--- start of TASK MATERIAL ---

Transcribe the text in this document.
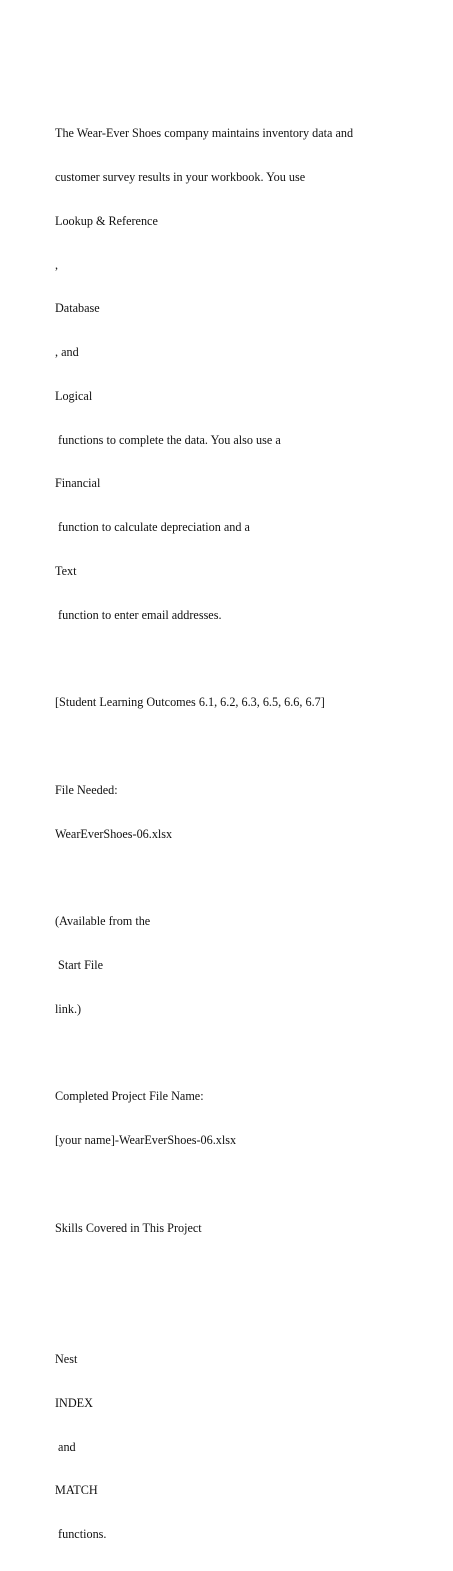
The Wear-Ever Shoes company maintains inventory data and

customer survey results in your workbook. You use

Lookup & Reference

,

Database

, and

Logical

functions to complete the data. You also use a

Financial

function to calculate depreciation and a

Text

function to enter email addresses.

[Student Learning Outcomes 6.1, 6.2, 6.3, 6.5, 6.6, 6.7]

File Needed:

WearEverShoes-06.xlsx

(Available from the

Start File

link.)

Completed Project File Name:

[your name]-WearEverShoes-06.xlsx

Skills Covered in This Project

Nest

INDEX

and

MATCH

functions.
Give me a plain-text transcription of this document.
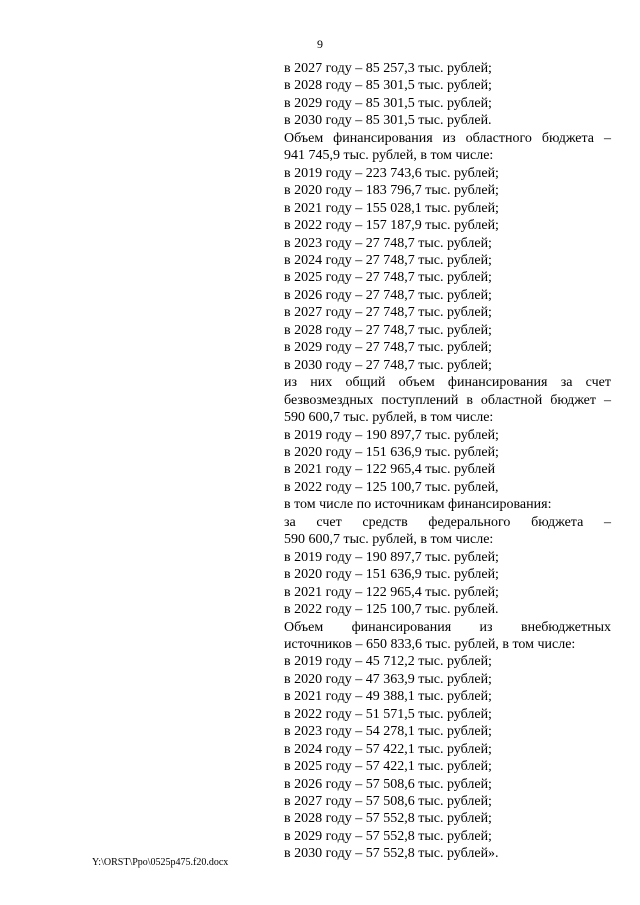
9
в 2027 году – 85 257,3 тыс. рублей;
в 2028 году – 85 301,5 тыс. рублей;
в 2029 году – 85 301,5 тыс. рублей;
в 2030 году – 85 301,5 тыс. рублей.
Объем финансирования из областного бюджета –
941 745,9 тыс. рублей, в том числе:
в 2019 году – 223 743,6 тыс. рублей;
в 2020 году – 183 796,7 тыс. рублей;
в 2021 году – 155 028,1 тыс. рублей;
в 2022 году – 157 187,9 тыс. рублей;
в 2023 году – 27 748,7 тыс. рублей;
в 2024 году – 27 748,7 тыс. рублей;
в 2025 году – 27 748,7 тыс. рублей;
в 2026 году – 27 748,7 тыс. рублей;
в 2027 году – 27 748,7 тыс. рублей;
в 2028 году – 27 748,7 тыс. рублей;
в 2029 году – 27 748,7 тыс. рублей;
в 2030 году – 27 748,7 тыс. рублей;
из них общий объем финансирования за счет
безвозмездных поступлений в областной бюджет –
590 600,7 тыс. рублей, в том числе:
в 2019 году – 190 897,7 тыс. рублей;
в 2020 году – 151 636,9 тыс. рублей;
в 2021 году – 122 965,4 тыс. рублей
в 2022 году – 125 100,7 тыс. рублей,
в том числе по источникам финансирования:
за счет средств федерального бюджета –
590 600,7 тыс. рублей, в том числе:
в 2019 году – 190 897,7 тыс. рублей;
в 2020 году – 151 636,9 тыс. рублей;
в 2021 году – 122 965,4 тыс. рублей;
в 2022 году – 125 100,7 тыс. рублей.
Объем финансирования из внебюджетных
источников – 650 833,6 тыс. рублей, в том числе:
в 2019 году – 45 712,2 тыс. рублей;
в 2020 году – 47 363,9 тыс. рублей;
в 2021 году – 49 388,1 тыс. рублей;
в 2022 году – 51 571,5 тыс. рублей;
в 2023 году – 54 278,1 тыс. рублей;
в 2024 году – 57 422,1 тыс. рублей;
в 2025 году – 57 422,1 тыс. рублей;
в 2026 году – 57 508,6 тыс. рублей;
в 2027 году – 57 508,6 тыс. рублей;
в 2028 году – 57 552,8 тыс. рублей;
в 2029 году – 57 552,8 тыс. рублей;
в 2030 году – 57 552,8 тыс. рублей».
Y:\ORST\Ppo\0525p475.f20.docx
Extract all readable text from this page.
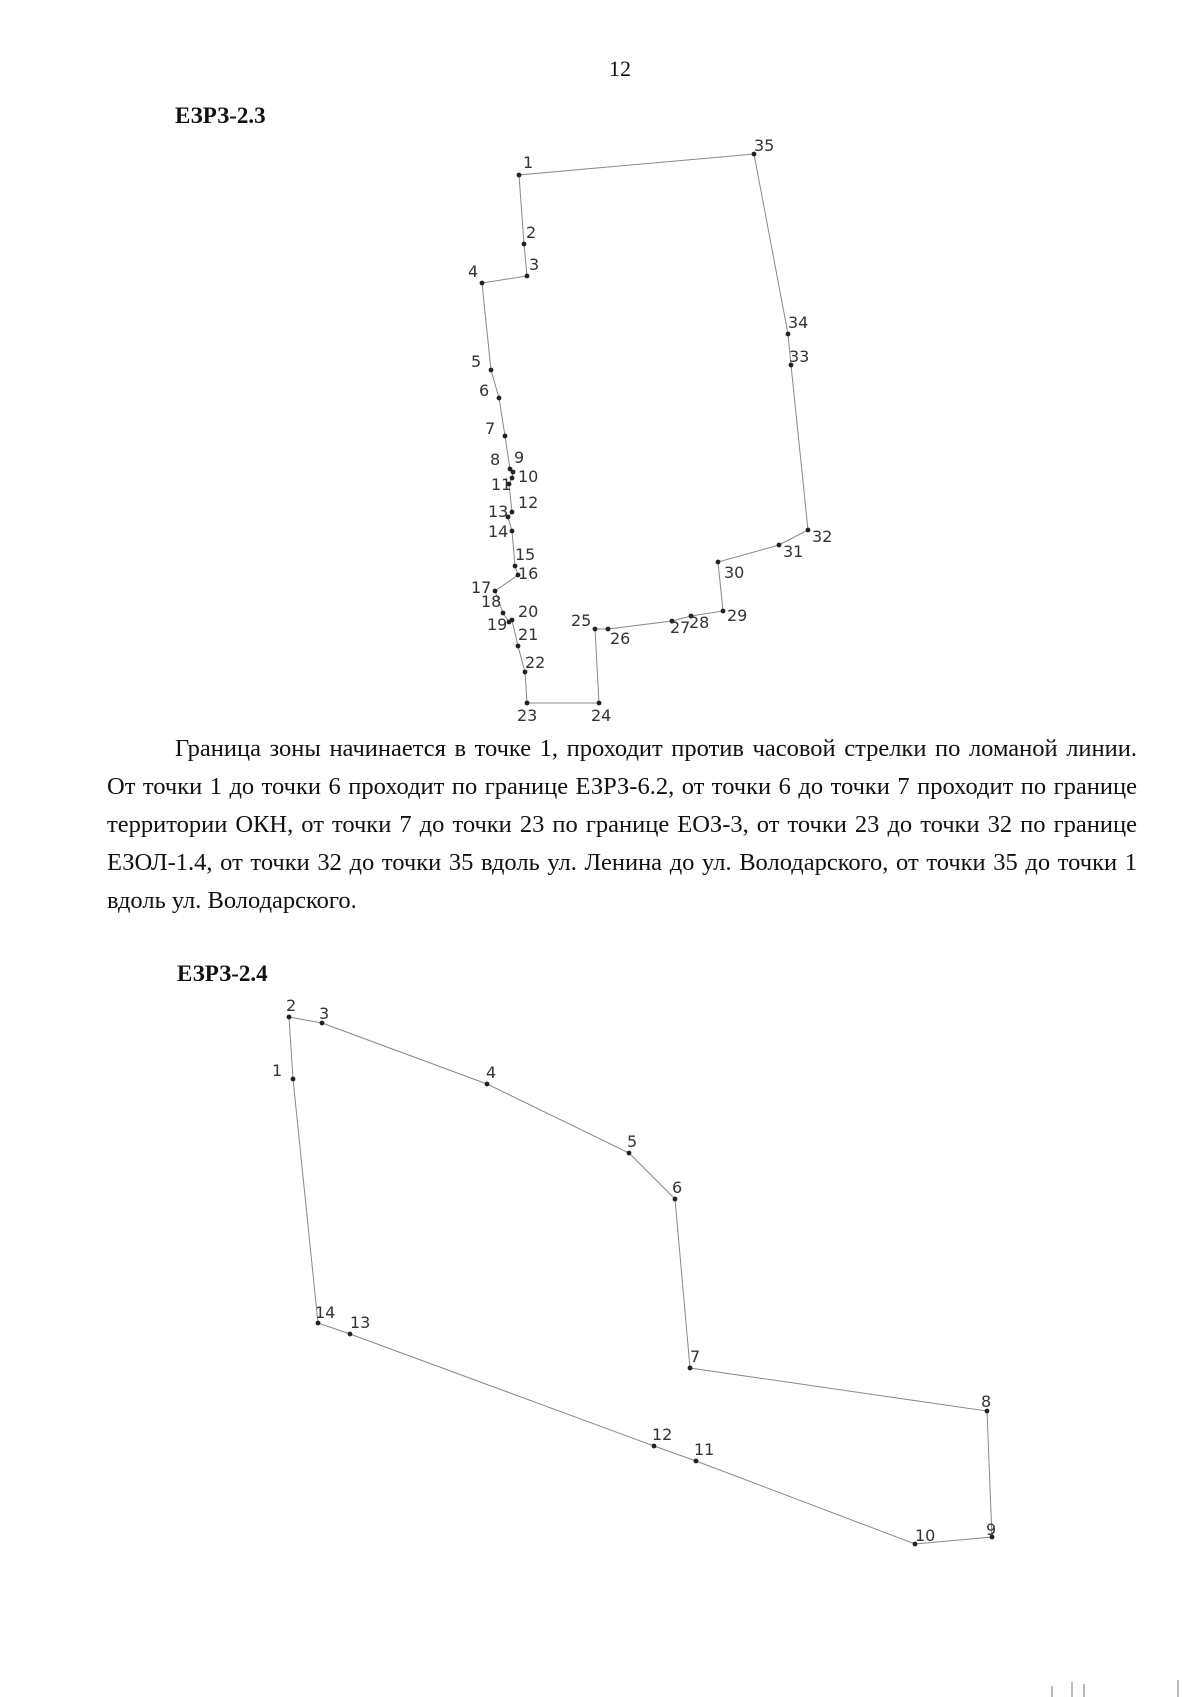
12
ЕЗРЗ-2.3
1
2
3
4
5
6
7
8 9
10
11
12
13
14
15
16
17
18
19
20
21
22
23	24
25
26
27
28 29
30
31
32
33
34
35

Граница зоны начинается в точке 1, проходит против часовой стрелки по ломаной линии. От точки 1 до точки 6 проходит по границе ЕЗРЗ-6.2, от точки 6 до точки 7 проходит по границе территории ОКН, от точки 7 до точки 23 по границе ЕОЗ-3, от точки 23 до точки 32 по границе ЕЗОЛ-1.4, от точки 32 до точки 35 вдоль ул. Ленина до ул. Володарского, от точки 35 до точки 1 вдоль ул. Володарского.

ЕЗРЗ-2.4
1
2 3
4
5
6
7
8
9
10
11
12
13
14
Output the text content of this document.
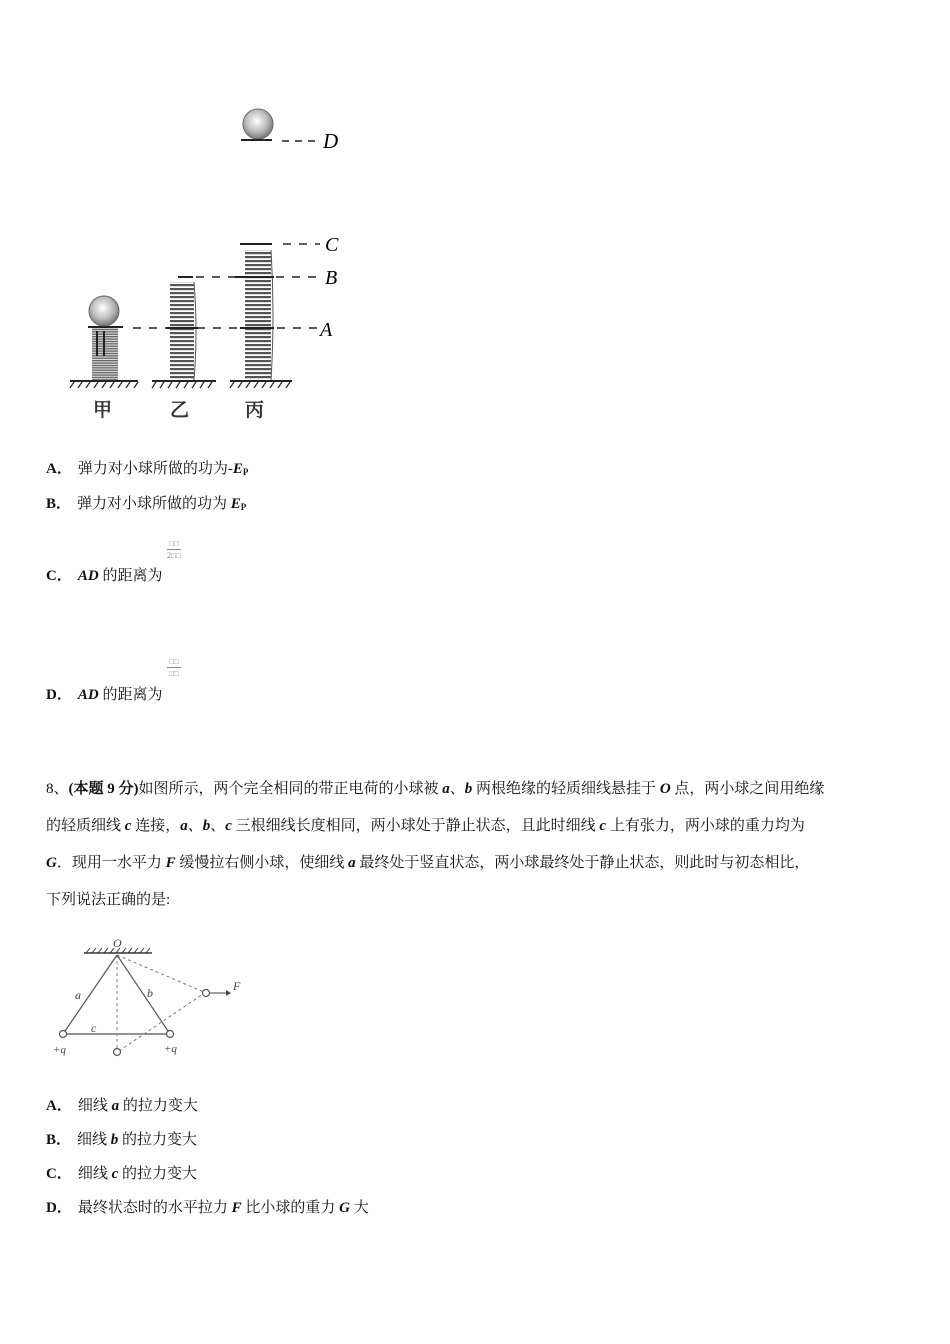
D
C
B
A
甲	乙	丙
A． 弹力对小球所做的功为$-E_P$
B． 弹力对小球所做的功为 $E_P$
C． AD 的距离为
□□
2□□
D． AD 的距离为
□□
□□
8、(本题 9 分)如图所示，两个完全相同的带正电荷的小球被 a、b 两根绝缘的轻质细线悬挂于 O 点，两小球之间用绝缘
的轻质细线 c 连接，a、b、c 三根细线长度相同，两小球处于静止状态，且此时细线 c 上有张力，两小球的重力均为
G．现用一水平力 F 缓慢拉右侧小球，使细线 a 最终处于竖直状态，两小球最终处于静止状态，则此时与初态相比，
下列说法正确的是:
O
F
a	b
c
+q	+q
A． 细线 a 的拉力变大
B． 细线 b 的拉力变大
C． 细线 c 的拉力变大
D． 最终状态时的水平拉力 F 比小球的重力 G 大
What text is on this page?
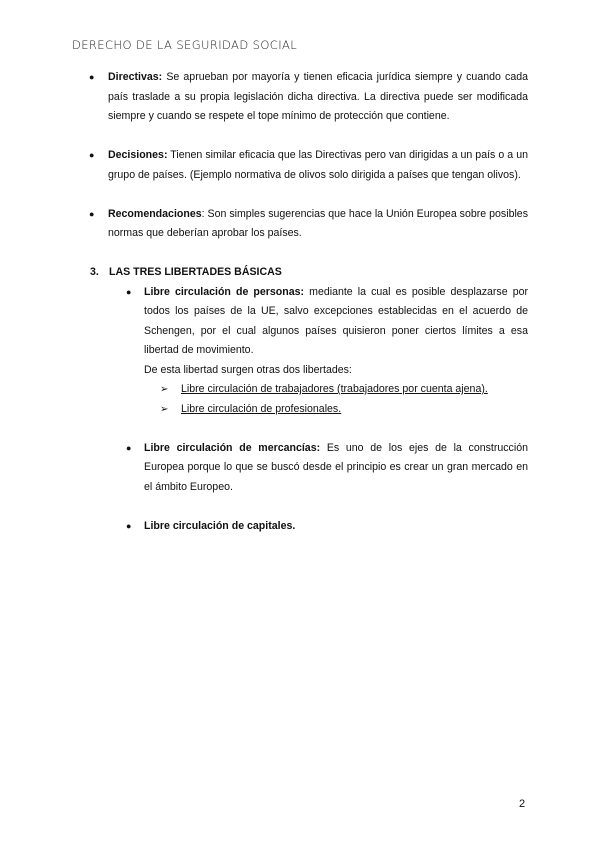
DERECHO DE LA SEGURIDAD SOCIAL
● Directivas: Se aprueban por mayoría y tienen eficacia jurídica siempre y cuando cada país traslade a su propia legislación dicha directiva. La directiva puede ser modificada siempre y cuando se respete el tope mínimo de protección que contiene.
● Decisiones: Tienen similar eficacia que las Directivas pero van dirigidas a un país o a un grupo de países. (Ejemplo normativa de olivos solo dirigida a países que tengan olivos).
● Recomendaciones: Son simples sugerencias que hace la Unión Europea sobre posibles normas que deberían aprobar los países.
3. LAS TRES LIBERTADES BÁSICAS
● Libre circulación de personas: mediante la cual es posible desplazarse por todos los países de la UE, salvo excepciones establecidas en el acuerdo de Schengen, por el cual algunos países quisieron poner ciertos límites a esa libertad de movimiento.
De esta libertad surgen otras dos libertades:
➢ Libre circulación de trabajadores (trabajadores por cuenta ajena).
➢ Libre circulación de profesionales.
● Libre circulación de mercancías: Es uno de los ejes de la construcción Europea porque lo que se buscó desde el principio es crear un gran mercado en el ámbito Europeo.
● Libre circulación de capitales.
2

--- end of TASK MATERIAL ---

> **TASK GOAL**:
In the listing, find each line with the string "circulación" and copy it.

> **RESPONSE FOR THIS EXERCISE**:
● Libre circulación de personas: mediante la cual es posible desplazarse por todos los países de la UE, salvo excepciones establecidas en el acuerdo de Schengen, por el cual algunos países quisieron poner ciertos límites a esa libertad de movimiento.
➢ Libre circulación de trabajadores (trabajadores por cuenta ajena).
➢ Libre circulación de profesionales.
● Libre circulación de mercancías: Es uno de los ejes de la construcción Europea porque lo que se buscó desde el principio es crear un gran mercado en el ámbito Europeo.
● Libre circulación de capitales.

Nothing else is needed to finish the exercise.